YOUR OBJECTIVE: Search the data for the word "text" and copy every line that contains it.

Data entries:
────

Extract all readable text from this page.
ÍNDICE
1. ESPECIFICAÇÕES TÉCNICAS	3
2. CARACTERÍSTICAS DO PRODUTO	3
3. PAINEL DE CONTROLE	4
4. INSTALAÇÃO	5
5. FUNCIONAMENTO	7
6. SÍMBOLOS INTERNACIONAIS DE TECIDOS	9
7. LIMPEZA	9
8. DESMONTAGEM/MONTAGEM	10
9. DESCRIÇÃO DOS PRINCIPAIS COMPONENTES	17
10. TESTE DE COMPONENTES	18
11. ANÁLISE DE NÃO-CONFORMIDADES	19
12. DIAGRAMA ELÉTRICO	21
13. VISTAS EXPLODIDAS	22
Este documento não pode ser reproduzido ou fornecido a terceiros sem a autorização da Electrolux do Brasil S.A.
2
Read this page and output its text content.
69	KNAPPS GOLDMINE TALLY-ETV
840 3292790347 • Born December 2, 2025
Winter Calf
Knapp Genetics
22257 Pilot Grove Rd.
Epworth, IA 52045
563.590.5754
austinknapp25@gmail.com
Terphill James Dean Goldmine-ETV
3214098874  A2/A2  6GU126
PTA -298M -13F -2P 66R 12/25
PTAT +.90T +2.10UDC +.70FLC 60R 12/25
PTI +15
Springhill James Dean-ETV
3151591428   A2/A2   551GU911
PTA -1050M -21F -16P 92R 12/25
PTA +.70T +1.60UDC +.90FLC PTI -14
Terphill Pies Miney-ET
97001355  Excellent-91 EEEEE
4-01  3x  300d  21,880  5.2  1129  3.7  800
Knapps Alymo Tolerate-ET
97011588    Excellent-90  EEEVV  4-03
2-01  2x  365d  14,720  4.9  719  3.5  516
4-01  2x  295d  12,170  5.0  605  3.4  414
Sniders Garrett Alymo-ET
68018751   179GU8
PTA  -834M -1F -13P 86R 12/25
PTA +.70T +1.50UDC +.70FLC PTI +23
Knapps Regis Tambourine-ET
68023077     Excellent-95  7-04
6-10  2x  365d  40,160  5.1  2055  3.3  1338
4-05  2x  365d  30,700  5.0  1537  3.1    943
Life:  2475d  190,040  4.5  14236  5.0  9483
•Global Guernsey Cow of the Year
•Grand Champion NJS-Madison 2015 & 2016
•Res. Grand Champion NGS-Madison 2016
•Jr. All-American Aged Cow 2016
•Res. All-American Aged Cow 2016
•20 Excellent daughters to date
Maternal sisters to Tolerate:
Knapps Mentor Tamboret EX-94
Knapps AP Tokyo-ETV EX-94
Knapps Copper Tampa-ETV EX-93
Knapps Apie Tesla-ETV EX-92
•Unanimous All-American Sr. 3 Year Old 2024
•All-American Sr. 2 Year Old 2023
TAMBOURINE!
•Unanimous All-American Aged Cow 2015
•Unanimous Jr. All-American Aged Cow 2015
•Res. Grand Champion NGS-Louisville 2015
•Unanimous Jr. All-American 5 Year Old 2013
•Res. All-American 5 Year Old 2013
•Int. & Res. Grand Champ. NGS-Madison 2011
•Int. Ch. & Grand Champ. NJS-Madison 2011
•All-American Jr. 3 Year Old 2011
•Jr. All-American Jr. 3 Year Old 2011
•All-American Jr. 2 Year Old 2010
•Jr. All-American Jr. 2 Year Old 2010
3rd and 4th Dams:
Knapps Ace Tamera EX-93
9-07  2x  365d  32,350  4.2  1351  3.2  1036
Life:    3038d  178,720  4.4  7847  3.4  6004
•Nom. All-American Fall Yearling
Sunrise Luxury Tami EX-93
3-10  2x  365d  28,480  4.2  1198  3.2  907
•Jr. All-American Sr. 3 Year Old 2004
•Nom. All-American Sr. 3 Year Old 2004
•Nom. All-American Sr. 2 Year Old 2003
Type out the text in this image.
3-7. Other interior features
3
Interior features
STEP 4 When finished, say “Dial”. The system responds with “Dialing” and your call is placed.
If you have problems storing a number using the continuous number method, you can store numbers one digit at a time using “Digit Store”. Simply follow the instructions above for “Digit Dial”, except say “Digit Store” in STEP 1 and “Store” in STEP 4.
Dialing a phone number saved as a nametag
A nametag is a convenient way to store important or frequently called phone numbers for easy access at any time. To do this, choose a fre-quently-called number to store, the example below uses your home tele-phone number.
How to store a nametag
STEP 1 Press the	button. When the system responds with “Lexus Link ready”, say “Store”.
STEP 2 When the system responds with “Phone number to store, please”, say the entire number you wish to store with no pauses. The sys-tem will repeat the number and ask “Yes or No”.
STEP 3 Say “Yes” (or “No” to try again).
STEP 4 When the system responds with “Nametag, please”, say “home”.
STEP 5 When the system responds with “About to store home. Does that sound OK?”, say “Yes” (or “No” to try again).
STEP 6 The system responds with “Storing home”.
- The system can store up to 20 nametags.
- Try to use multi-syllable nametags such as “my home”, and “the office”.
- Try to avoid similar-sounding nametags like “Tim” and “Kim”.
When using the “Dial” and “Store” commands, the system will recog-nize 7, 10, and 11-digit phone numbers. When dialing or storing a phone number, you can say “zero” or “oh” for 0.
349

────

SOLUTION:
Extract all readable text from this page.
Read this page and output its text content.
Type out the text in this image.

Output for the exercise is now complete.